Problem to solve >> Render the following material again verbatim, leaving nothing out.

[start Excerpted records]

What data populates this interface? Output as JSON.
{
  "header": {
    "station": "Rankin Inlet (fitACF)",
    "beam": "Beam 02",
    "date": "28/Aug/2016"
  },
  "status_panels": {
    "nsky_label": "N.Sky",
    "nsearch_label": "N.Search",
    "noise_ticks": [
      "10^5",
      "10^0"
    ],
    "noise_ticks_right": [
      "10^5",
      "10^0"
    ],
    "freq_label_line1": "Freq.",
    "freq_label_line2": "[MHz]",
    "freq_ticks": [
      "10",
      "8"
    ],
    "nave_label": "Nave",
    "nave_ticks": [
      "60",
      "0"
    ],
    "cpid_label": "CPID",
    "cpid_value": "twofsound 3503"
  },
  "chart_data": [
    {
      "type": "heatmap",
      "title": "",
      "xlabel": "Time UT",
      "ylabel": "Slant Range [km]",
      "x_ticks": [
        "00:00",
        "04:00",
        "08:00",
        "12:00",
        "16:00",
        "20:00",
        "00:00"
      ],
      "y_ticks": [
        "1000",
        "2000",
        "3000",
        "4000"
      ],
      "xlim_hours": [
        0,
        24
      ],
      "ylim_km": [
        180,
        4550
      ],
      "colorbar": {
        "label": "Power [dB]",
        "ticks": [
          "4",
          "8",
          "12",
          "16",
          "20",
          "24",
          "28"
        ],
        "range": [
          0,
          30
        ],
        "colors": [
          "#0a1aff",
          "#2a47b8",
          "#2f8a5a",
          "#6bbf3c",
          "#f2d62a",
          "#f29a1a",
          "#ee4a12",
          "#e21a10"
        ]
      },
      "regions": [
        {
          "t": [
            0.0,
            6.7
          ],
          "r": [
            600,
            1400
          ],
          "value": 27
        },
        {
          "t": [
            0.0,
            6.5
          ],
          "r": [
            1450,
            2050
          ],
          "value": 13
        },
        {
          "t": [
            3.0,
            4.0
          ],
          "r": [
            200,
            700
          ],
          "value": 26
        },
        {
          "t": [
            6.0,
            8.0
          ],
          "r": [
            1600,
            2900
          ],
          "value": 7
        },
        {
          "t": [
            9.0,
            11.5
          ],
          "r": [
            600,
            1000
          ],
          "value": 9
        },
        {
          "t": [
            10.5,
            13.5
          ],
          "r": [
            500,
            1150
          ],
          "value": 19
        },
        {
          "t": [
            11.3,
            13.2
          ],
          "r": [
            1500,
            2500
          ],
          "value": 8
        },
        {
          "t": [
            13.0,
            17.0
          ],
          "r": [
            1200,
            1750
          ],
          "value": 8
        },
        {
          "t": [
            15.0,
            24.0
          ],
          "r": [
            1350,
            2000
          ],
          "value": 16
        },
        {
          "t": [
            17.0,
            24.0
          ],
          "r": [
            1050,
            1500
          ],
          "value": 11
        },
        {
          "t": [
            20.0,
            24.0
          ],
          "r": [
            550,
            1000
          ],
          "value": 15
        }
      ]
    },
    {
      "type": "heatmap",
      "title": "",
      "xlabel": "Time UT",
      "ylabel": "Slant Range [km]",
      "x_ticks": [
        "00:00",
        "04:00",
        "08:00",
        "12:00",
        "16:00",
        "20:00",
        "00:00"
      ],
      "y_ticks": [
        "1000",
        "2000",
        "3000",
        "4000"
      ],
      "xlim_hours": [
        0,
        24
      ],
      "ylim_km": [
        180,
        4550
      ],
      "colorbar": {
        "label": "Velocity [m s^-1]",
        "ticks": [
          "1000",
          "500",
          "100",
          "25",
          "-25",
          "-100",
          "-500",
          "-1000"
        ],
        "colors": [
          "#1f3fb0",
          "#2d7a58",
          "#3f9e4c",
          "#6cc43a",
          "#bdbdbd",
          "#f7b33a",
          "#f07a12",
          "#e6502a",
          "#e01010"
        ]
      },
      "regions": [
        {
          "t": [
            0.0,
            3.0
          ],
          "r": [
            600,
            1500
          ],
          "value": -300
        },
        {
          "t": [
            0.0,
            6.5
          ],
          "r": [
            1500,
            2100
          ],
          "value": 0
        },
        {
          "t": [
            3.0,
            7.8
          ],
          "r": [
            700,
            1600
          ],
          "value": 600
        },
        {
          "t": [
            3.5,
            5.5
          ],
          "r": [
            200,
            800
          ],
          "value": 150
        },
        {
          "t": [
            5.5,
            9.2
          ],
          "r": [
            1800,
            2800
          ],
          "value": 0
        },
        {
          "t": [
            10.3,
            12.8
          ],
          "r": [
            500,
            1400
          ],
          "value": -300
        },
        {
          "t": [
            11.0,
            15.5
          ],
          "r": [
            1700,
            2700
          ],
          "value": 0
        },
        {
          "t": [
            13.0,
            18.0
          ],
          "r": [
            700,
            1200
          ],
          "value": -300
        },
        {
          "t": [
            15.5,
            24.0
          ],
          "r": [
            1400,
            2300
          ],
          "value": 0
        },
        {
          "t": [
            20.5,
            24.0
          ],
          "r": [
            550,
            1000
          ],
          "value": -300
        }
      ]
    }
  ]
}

[end Excerpted records]

Response >>
What data populates this interface? Output as JSON.
{
  "header": {
    "station": "Rankin Inlet (fitACF)",
    "beam": "Beam 02",
    "date": "28/Aug/2016"
  },
  "status_panels": {
    "nsky_label": "N.Sky",
    "nsearch_label": "N.Search",
    "noise_ticks": [
      "10^5",
      "10^0"
    ],
    "noise_ticks_right": [
      "10^5",
      "10^0"
    ],
    "freq_label_line1": "Freq.",
    "freq_label_line2": "[MHz]",
    "freq_ticks": [
      "10",
      "8"
    ],
    "nave_label": "Nave",
    "nave_ticks": [
      "60",
      "0"
    ],
    "cpid_label": "CPID",
    "cpid_value": "twofsound 3503"
  },
  "chart_data": [
    {
      "type": "heatmap",
      "title": "",
      "xlabel": "Time UT",
      "ylabel": "Slant Range [km]",
      "x_ticks": [
        "00:00",
        "04:00",
        "08:00",
        "12:00",
        "16:00",
        "20:00",
        "00:00"
      ],
      "y_ticks": [
        "1000",
        "2000",
        "3000",
        "4000"
      ],
      "xlim_hours": [
        0,
        24
      ],
      "ylim_km": [
        180,
        4550
      ],
      "colorbar": {
        "label": "Power [dB]",
        "ticks": [
          "4",
          "8",
          "12",
          "16",
          "20",
          "24",
          "28"
        ],
        "range": [
          0,
          30
        ],
        "colors": [
          "#0a1aff",
          "#2a47b8",
          "#2f8a5a",
          "#6bbf3c",
          "#f2d62a",
          "#f29a1a",
          "#ee4a12",
          "#e21a10"
        ]
      },
      "regions": [
        {
          "t": [
            0.0,
            6.7
          ],
          "r": [
            600,
            1400
          ],
          "value": 27
        },
        {
          "t": [
            0.0,
            6.5
          ],
          "r": [
            1450,
            2050
          ],
          "value": 13
        },
        {
          "t": [
            3.0,
            4.0
          ],
          "r": [
            200,
            700
          ],
          "value": 26
        },
        {
          "t": [
            6.0,
            8.0
          ],
          "r": [
            1600,
            2900
          ],
          "value": 7
        },
        {
          "t": [
            9.0,
            11.5
          ],
          "r": [
            600,
            1000
          ],
          "value": 9
        },
        {
          "t": [
            10.5,
            13.5
          ],
          "r": [
            500,
            1150
          ],
          "value": 19
        },
        {
          "t": [
            11.3,
            13.2
          ],
          "r": [
            1500,
            2500
          ],
          "value": 8
        },
        {
          "t": [
            13.0,
            17.0
          ],
          "r": [
            1200,
            1750
          ],
          "value": 8
        },
        {
          "t": [
            15.0,
            24.0
          ],
          "r": [
            1350,
            2000
          ],
          "value": 16
        },
        {
          "t": [
            17.0,
            24.0
          ],
          "r": [
            1050,
            1500
          ],
          "value": 11
        },
        {
          "t": [
            20.0,
            24.0
          ],
          "r": [
            550,
            1000
          ],
          "value": 15
        }
      ]
    },
    {
      "type": "heatmap",
      "title": "",
      "xlabel": "Time UT",
      "ylabel": "Slant Range [km]",
      "x_ticks": [
        "00:00",
        "04:00",
        "08:00",
        "12:00",
        "16:00",
        "20:00",
        "00:00"
      ],
      "y_ticks": [
        "1000",
        "2000",
        "3000",
        "4000"
      ],
      "xlim_hours": [
        0,
        24
      ],
      "ylim_km": [
        180,
        4550
      ],
      "colorbar": {
        "label": "Velocity [m s^-1]",
        "ticks": [
          "1000",
          "500",
          "100",
          "25",
          "-25",
          "-100",
          "-500",
          "-1000"
        ],
        "colors": [
          "#1f3fb0",
          "#2d7a58",
          "#3f9e4c",
          "#6cc43a",
          "#bdbdbd",
          "#f7b33a",
          "#f07a12",
          "#e6502a",
          "#e01010"
        ]
      },
      "regions": [
        {
          "t": [
            0.0,
            3.0
          ],
          "r": [
            600,
            1500
          ],
          "value": -300
        },
        {
          "t": [
            0.0,
            6.5
          ],
          "r": [
            1500,
            2100
          ],
          "value": 0
        },
        {
          "t": [
            3.0,
            7.8
          ],
          "r": [
            700,
            1600
          ],
          "value": 600
        },
        {
          "t": [
            3.5,
            5.5
          ],
          "r": [
            200,
            800
          ],
          "value": 150
        },
        {
          "t": [
            5.5,
            9.2
          ],
          "r": [
            1800,
            2800
          ],
          "value": 0
        },
        {
          "t": [
            10.3,
            12.8
          ],
          "r": [
            500,
            1400
          ],
          "value": -300
        },
        {
          "t": [
            11.0,
            15.5
          ],
          "r": [
            1700,
            2700
          ],
          "value": 0
        },
        {
          "t": [
            13.0,
            18.0
          ],
          "r": [
            700,
            1200
          ],
          "value": -300
        },
        {
          "t": [
            15.5,
            24.0
          ],
          "r": [
            1400,
            2300
          ],
          "value": 0
        },
        {
          "t": [
            20.5,
            24.0
          ],
          "r": [
            550,
            1000
          ],
          "value": -300
        }
      ]
    }
  ]
}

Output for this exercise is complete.